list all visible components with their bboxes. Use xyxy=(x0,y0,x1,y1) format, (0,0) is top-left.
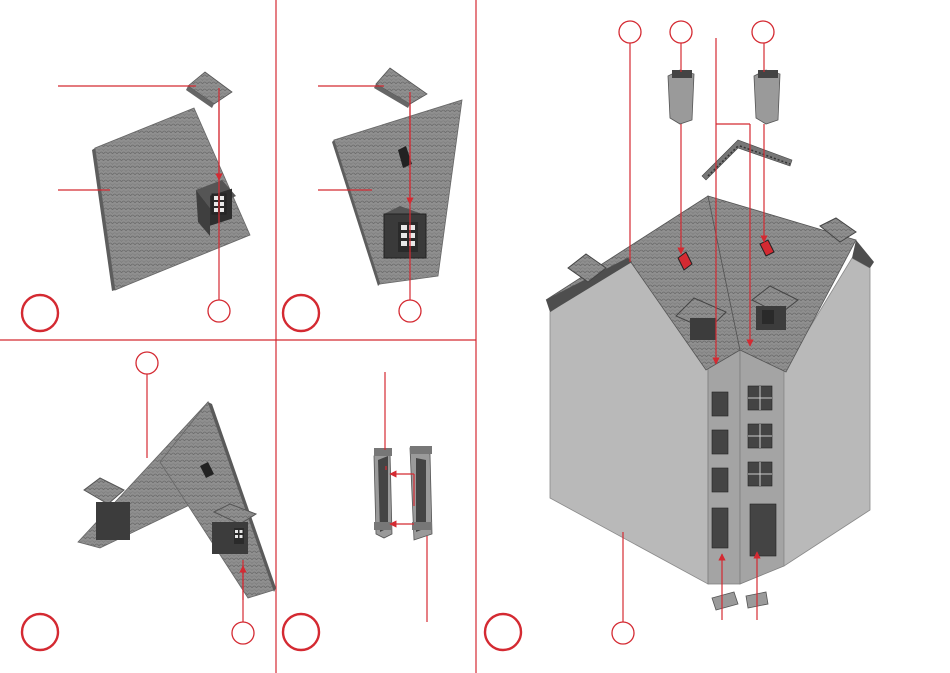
chimney-half-left xyxy=(374,448,392,538)
dormer-window-icon xyxy=(234,528,244,544)
step-number-circle xyxy=(283,614,319,650)
part-callout-circle xyxy=(752,21,774,43)
panel-5 xyxy=(485,21,874,650)
part-callout-circle xyxy=(208,300,230,322)
part-callout-circle xyxy=(670,21,692,43)
panel-2 xyxy=(283,68,462,331)
step-number-circle xyxy=(485,614,521,650)
part-callout-circle xyxy=(399,300,421,322)
step-number-circle xyxy=(283,295,319,331)
part-callout-circle xyxy=(619,21,641,43)
panel-3 xyxy=(22,352,276,650)
dormer-window-icon xyxy=(398,222,418,252)
chimney-part xyxy=(754,70,780,124)
panel-1 xyxy=(22,72,250,331)
dormer-roof-piece xyxy=(186,72,232,108)
dormer-roof-piece xyxy=(374,68,427,108)
chimney-half-right xyxy=(410,446,432,540)
part-callout-circle xyxy=(232,622,254,644)
step-number-circle xyxy=(22,295,58,331)
panel-4 xyxy=(283,372,432,650)
part-callout-circle xyxy=(136,352,158,374)
dormer-part xyxy=(384,206,426,258)
chimney-part xyxy=(668,70,694,124)
step-number-circle xyxy=(22,614,58,650)
door-step-part xyxy=(712,592,768,610)
part-callout-circle xyxy=(612,622,634,644)
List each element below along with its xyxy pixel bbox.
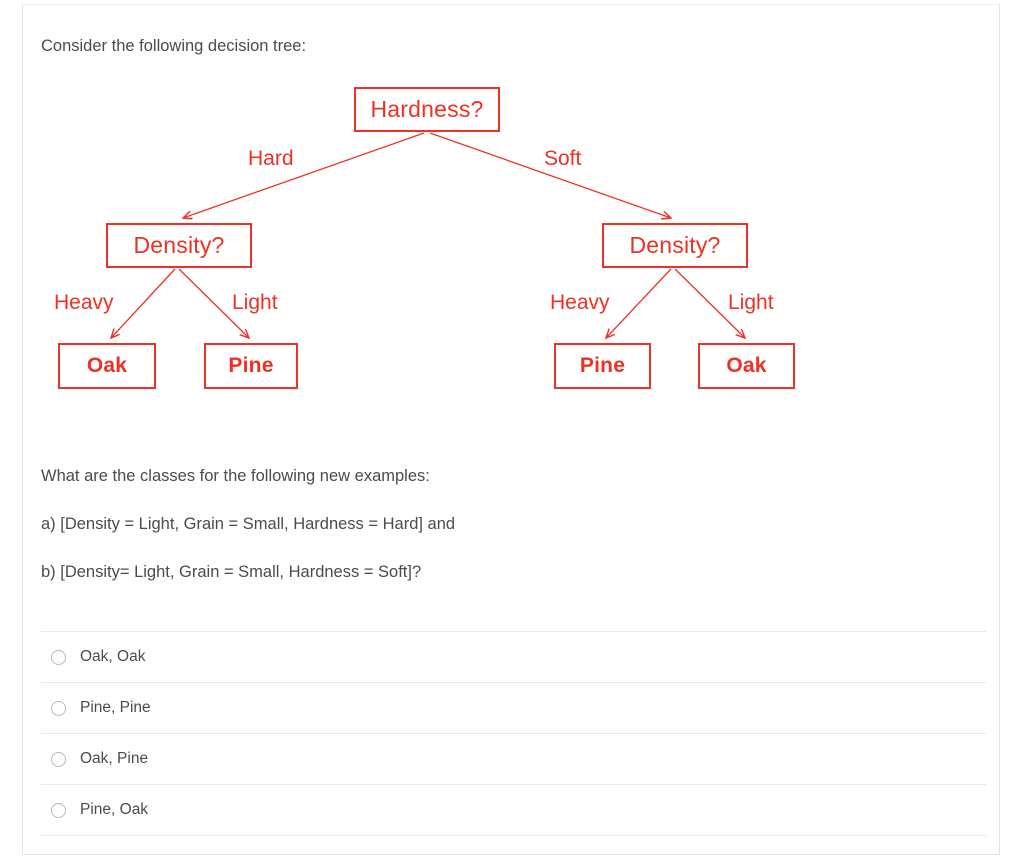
option-row-1[interactable]: Oak, Oak xyxy=(41,631,986,682)
tree-leaf-oak-hard-heavy: Oak xyxy=(58,343,156,389)
option-row-2[interactable]: Pine, Pine xyxy=(41,682,986,733)
tree-edge-label-heavy-left: Heavy xyxy=(54,291,114,314)
question-lead-text: What are the classes for the following n… xyxy=(41,467,430,485)
tree-edge-label-light-right: Light xyxy=(728,291,774,314)
option-label: Pine, Oak xyxy=(80,801,149,818)
tree-leaf-oak-soft-light: Oak xyxy=(698,343,795,389)
tree-edge-label-soft: Soft xyxy=(544,147,582,170)
tree-leaf-pine-hard-light: Pine xyxy=(204,343,298,389)
tree-node-root-hardness: Hardness? xyxy=(354,87,500,132)
option-label: Oak, Pine xyxy=(80,750,149,767)
decision-tree-figure: Hardness? Density? Density? Oak Pine Pin… xyxy=(23,65,1001,415)
radio-button-icon[interactable] xyxy=(51,649,66,665)
question-card: Consider the following decision tree: Ha… xyxy=(22,4,1000,855)
example-a-text: a) [Density = Light, Grain = Small, Hard… xyxy=(41,515,456,533)
option-label: Pine, Pine xyxy=(80,699,151,716)
option-row-4[interactable]: Pine, Oak xyxy=(41,784,986,836)
answer-options-list: Oak, Oak Pine, Pine Oak, Pine Pine, Oak xyxy=(41,631,986,836)
tree-edge-label-heavy-right: Heavy xyxy=(550,291,610,314)
tree-node-density-left: Density? xyxy=(106,223,252,268)
prompt-intro-text: Consider the following decision tree: xyxy=(41,37,307,55)
tree-edge-label-light-left: Light xyxy=(232,291,278,314)
radio-button-icon[interactable] xyxy=(51,700,66,716)
option-label: Oak, Oak xyxy=(80,648,146,665)
tree-leaf-pine-soft-heavy: Pine xyxy=(554,343,651,389)
tree-node-density-right: Density? xyxy=(602,223,748,268)
radio-button-icon[interactable] xyxy=(51,751,66,767)
tree-edges xyxy=(23,132,1001,415)
option-row-3[interactable]: Oak, Pine xyxy=(41,733,986,784)
example-b-text: b) [Density= Light, Grain = Small, Hardn… xyxy=(41,563,422,581)
tree-edge-label-hard: Hard xyxy=(248,147,294,170)
radio-button-icon[interactable] xyxy=(51,802,66,818)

### What you will do
Reproduce every line above word for word, leaving out the pictures.

### Expected output
list all visible components with their bboxes. Use xyxy=(x0,y0,x1,y1) format, (0,0) is top-left.
chimney-half-left xyxy=(374,448,392,538)
dormer-window-icon xyxy=(234,528,244,544)
step-number-circle xyxy=(283,614,319,650)
part-callout-circle xyxy=(752,21,774,43)
panel-5 xyxy=(485,21,874,650)
part-callout-circle xyxy=(208,300,230,322)
part-callout-circle xyxy=(670,21,692,43)
panel-2 xyxy=(283,68,462,331)
step-number-circle xyxy=(485,614,521,650)
part-callout-circle xyxy=(399,300,421,322)
step-number-circle xyxy=(283,295,319,331)
part-callout-circle xyxy=(619,21,641,43)
panel-3 xyxy=(22,352,276,650)
dormer-window-icon xyxy=(398,222,418,252)
chimney-part xyxy=(754,70,780,124)
panel-1 xyxy=(22,72,250,331)
dormer-roof-piece xyxy=(186,72,232,108)
dormer-roof-piece xyxy=(374,68,427,108)
chimney-half-right xyxy=(410,446,432,540)
part-callout-circle xyxy=(232,622,254,644)
step-number-circle xyxy=(22,295,58,331)
panel-4 xyxy=(283,372,432,650)
part-callout-circle xyxy=(136,352,158,374)
dormer-part xyxy=(384,206,426,258)
chimney-part xyxy=(668,70,694,124)
step-number-circle xyxy=(22,614,58,650)
door-step-part xyxy=(712,592,768,610)
part-callout-circle xyxy=(612,622,634,644)
List each element below along with its xyxy pixel bbox.
option-row-1[interactable]: Oak, Oak xyxy=(41,631,986,682)
tree-leaf-oak-hard-heavy: Oak xyxy=(58,343,156,389)
option-row-2[interactable]: Pine, Pine xyxy=(41,682,986,733)
tree-edge-label-heavy-left: Heavy xyxy=(54,291,114,314)
question-lead-text: What are the classes for the following n… xyxy=(41,467,430,485)
tree-edge-label-light-right: Light xyxy=(728,291,774,314)
option-label: Pine, Oak xyxy=(80,801,149,818)
tree-leaf-oak-soft-light: Oak xyxy=(698,343,795,389)
tree-edge-label-soft: Soft xyxy=(544,147,582,170)
tree-leaf-pine-hard-light: Pine xyxy=(204,343,298,389)
tree-node-root-hardness: Hardness? xyxy=(354,87,500,132)
option-label: Oak, Pine xyxy=(80,750,149,767)
decision-tree-figure: Hardness? Density? Density? Oak Pine Pin… xyxy=(23,65,1001,415)
radio-button-icon[interactable] xyxy=(51,649,66,665)
question-card: Consider the following decision tree: Ha… xyxy=(22,4,1000,855)
example-a-text: a) [Density = Light, Grain = Small, Hard… xyxy=(41,515,456,533)
option-label: Pine, Pine xyxy=(80,699,151,716)
option-row-4[interactable]: Pine, Oak xyxy=(41,784,986,836)
answer-options-list: Oak, Oak Pine, Pine Oak, Pine Pine, Oak xyxy=(41,631,986,836)
tree-edge-label-heavy-right: Heavy xyxy=(550,291,610,314)
tree-node-density-left: Density? xyxy=(106,223,252,268)
prompt-intro-text: Consider the following decision tree: xyxy=(41,37,307,55)
tree-edge-label-light-left: Light xyxy=(232,291,278,314)
radio-button-icon[interactable] xyxy=(51,700,66,716)
option-label: Oak, Oak xyxy=(80,648,146,665)
tree-leaf-pine-soft-heavy: Pine xyxy=(554,343,651,389)
tree-node-density-right: Density? xyxy=(602,223,748,268)
radio-button-icon[interactable] xyxy=(51,751,66,767)
tree-edges xyxy=(23,132,1001,415)
option-row-3[interactable]: Oak, Pine xyxy=(41,733,986,784)
example-b-text: b) [Density= Light, Grain = Small, Hardn… xyxy=(41,563,422,581)
tree-edge-label-hard: Hard xyxy=(248,147,294,170)
radio-button-icon[interactable] xyxy=(51,802,66,818)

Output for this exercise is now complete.